**JOB**
Find every line in the records below that holds the word "Saussure", and copy it out.

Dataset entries
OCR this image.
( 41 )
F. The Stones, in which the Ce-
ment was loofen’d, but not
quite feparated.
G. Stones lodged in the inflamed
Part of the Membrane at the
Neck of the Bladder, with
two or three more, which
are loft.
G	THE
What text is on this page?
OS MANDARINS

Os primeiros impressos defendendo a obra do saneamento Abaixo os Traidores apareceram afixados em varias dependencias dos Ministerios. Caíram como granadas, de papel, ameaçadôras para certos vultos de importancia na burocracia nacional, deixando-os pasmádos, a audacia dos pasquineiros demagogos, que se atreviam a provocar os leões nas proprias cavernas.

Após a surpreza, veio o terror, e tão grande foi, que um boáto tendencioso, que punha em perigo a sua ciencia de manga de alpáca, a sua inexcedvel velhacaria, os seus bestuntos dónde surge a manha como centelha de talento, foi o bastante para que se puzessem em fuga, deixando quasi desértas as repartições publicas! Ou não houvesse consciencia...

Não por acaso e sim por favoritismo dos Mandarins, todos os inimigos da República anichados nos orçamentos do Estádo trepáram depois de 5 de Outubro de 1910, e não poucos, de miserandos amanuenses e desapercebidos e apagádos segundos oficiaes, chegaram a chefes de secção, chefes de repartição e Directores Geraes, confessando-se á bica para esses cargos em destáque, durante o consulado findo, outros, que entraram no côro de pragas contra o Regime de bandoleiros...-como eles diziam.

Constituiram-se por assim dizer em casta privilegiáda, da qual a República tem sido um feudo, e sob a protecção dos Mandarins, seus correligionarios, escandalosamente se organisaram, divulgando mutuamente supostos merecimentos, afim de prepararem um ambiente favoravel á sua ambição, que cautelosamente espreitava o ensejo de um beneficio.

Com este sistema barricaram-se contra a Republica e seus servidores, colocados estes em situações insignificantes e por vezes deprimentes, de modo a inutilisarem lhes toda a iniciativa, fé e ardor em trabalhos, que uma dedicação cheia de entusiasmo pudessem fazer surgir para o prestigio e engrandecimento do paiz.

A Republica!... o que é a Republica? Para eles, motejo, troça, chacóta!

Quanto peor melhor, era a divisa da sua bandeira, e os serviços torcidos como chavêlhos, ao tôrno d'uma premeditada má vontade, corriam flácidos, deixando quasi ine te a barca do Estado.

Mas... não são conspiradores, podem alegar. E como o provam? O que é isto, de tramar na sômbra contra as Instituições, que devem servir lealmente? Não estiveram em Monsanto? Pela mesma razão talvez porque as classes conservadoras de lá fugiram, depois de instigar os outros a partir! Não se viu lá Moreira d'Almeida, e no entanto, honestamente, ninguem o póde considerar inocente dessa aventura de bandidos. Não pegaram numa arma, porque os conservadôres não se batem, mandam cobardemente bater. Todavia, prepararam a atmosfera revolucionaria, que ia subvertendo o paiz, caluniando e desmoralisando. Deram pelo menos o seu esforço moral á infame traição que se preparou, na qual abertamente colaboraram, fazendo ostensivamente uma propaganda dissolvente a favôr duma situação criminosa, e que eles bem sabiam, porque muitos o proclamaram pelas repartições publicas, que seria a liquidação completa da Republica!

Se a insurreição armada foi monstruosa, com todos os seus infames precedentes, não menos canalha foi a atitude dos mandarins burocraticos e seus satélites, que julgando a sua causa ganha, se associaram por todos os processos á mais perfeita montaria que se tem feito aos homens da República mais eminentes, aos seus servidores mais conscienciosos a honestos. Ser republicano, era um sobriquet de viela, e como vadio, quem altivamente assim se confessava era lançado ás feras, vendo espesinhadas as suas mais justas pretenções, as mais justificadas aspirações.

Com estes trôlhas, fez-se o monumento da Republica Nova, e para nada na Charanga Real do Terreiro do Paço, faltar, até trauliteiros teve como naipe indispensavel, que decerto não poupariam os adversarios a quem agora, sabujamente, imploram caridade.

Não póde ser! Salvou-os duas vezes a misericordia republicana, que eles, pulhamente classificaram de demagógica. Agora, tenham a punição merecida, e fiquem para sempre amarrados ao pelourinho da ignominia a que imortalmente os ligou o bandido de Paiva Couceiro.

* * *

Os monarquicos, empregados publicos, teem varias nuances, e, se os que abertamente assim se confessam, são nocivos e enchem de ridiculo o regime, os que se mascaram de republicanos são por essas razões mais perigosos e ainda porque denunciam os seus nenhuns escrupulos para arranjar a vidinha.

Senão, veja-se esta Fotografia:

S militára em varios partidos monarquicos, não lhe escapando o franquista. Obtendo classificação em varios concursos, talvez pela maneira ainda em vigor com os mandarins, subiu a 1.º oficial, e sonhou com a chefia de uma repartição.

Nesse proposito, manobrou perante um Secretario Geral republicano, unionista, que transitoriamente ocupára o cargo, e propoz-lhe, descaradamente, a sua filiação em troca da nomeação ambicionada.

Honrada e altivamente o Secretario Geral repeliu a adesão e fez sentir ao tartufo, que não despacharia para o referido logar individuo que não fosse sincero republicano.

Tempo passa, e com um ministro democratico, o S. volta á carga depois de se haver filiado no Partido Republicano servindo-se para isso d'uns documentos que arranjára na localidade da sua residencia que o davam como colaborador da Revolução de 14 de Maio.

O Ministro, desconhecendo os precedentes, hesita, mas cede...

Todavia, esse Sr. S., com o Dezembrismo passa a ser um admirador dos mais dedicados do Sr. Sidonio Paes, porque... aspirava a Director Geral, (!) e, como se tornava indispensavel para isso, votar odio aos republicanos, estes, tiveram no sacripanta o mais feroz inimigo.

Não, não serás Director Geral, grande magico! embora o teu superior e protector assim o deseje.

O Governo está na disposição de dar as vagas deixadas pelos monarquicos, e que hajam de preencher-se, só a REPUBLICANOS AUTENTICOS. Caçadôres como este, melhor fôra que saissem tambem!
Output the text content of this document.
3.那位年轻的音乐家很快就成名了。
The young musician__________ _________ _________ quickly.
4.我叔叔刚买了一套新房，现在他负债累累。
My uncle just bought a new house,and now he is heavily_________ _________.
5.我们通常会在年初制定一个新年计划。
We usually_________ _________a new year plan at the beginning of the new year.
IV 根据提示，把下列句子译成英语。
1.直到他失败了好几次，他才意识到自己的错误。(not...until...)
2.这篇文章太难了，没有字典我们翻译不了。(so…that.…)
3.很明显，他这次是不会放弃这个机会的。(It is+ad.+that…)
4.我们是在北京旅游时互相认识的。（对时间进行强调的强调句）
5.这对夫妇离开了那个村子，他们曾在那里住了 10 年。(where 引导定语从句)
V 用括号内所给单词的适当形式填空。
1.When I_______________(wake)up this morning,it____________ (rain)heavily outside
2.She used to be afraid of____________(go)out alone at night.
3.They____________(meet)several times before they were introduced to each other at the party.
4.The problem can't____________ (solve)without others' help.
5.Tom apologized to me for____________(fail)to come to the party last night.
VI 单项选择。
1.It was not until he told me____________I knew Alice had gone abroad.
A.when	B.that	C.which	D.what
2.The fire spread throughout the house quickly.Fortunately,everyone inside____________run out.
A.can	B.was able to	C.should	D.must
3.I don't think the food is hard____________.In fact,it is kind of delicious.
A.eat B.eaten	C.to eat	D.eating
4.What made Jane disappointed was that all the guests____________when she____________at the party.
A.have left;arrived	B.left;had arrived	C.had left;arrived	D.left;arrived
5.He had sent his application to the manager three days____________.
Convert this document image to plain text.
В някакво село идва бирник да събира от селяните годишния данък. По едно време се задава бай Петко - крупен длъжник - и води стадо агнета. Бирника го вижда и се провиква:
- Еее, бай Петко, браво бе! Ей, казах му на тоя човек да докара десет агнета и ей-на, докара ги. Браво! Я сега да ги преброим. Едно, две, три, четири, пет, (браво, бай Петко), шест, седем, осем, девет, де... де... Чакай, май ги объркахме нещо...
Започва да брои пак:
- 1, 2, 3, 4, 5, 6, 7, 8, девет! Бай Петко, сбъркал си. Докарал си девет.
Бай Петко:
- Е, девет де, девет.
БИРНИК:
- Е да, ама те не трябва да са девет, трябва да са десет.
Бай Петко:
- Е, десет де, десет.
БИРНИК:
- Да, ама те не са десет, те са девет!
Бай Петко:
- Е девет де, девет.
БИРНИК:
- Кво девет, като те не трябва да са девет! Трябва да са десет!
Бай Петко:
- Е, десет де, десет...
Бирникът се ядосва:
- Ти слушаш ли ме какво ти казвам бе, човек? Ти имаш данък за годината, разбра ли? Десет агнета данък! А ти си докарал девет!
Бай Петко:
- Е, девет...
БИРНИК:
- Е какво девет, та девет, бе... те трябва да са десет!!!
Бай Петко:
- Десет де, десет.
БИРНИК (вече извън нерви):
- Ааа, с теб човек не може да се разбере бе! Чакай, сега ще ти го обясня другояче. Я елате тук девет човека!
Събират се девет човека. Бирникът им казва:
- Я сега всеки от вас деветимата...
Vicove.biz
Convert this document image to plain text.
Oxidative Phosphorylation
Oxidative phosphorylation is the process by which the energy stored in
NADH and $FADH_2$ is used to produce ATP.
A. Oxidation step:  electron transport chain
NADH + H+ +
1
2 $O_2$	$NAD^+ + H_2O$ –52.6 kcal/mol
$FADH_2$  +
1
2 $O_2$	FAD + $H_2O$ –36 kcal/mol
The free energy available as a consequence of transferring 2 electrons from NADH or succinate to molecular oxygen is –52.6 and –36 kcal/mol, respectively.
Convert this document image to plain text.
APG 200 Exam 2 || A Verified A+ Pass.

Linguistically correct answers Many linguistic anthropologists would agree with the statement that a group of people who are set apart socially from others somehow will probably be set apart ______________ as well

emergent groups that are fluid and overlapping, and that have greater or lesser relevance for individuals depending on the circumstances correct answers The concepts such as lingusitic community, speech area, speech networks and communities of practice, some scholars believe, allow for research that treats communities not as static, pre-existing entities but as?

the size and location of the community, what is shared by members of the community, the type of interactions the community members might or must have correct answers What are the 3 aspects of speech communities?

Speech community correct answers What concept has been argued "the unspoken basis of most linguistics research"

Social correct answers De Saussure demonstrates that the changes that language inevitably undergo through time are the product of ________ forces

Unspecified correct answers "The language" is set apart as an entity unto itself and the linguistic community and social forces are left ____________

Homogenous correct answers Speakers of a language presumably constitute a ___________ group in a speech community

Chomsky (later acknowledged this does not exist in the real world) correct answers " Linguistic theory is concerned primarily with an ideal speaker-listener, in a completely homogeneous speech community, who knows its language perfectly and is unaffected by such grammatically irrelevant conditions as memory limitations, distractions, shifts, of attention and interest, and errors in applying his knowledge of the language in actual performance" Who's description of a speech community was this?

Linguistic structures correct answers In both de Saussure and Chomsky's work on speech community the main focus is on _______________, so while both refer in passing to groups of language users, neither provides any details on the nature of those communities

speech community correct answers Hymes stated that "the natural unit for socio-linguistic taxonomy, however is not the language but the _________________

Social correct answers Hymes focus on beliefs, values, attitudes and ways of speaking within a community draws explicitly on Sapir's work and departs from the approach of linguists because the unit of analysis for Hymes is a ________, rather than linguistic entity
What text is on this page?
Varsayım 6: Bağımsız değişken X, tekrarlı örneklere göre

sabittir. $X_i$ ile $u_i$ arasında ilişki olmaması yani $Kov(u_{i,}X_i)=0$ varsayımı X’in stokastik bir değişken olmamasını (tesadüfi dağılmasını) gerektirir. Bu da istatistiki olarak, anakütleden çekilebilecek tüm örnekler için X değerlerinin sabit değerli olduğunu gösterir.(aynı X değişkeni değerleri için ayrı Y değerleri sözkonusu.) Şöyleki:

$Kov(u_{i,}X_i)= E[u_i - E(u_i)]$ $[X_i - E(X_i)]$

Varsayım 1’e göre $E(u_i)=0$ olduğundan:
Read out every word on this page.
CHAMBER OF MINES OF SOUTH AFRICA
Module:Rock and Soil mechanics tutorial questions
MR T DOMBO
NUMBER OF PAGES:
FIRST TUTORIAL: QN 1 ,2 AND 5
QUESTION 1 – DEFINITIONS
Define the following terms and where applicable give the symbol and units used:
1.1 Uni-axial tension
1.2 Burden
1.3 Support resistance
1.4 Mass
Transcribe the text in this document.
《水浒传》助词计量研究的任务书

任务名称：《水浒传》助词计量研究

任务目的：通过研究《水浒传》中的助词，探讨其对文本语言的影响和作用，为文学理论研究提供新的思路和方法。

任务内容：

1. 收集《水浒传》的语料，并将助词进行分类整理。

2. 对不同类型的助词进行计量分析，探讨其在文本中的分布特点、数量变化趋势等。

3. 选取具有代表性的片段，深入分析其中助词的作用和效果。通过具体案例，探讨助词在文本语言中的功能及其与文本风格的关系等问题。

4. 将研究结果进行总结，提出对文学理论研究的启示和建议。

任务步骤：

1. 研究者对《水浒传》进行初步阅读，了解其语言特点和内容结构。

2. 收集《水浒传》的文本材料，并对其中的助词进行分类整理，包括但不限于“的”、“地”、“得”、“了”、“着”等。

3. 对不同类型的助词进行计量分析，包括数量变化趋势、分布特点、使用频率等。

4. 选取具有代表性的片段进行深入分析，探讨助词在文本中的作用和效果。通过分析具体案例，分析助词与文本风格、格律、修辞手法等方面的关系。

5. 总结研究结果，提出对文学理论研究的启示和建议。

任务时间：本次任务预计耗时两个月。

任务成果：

**WRITTEN REPLY**
Social correct answers De Saussure demonstrates that the changes that language inevitably undergo through time are the product of ________ forces
Linguistic structures correct answers In both de Saussure and Chomsky's work on speech community the main focus is on _______________, so while both refer in passing to groups of language users, neither provides any details on the nature of those communities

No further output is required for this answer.